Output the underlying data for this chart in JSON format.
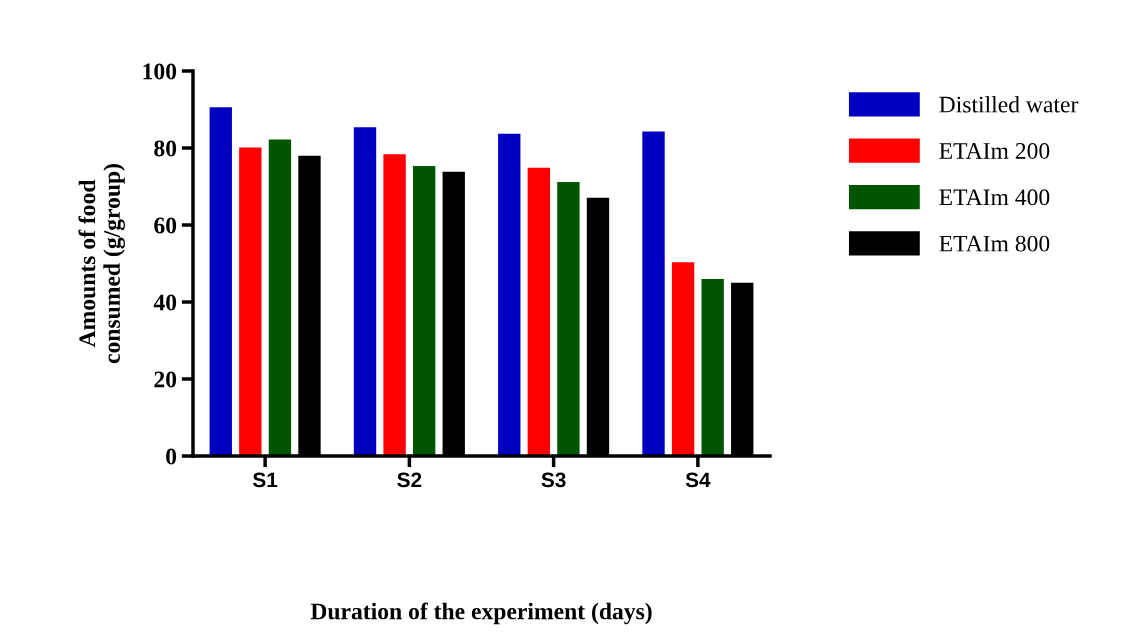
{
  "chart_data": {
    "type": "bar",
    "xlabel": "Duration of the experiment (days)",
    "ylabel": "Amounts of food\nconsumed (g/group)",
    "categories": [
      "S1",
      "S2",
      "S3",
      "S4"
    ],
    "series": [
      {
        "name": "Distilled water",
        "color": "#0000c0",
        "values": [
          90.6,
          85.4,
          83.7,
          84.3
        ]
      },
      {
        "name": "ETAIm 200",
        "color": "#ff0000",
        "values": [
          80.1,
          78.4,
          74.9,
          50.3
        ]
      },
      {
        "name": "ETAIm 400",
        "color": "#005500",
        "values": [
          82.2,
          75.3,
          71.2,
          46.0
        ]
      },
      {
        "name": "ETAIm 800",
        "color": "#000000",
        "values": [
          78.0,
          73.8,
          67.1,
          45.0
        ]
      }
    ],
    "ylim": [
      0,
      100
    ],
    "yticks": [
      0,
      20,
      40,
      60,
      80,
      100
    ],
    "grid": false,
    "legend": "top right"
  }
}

• **Task requirements**: Transcribe all the data word for word; the images stay out.

• **The answer**:
Output the underlying data for this chart in JSON format.
{
  "chart_data": {
    "type": "bar",
    "xlabel": "Duration of the experiment (days)",
    "ylabel": "Amounts of food\nconsumed (g/group)",
    "categories": [
      "S1",
      "S2",
      "S3",
      "S4"
    ],
    "series": [
      {
        "name": "Distilled water",
        "color": "#0000c0",
        "values": [
          90.6,
          85.4,
          83.7,
          84.3
        ]
      },
      {
        "name": "ETAIm 200",
        "color": "#ff0000",
        "values": [
          80.1,
          78.4,
          74.9,
          50.3
        ]
      },
      {
        "name": "ETAIm 400",
        "color": "#005500",
        "values": [
          82.2,
          75.3,
          71.2,
          46.0
        ]
      },
      {
        "name": "ETAIm 800",
        "color": "#000000",
        "values": [
          78.0,
          73.8,
          67.1,
          45.0
        ]
      }
    ],
    "ylim": [
      0,
      100
    ],
    "yticks": [
      0,
      20,
      40,
      60,
      80,
      100
    ],
    "grid": false,
    "legend": "top right"
  }
}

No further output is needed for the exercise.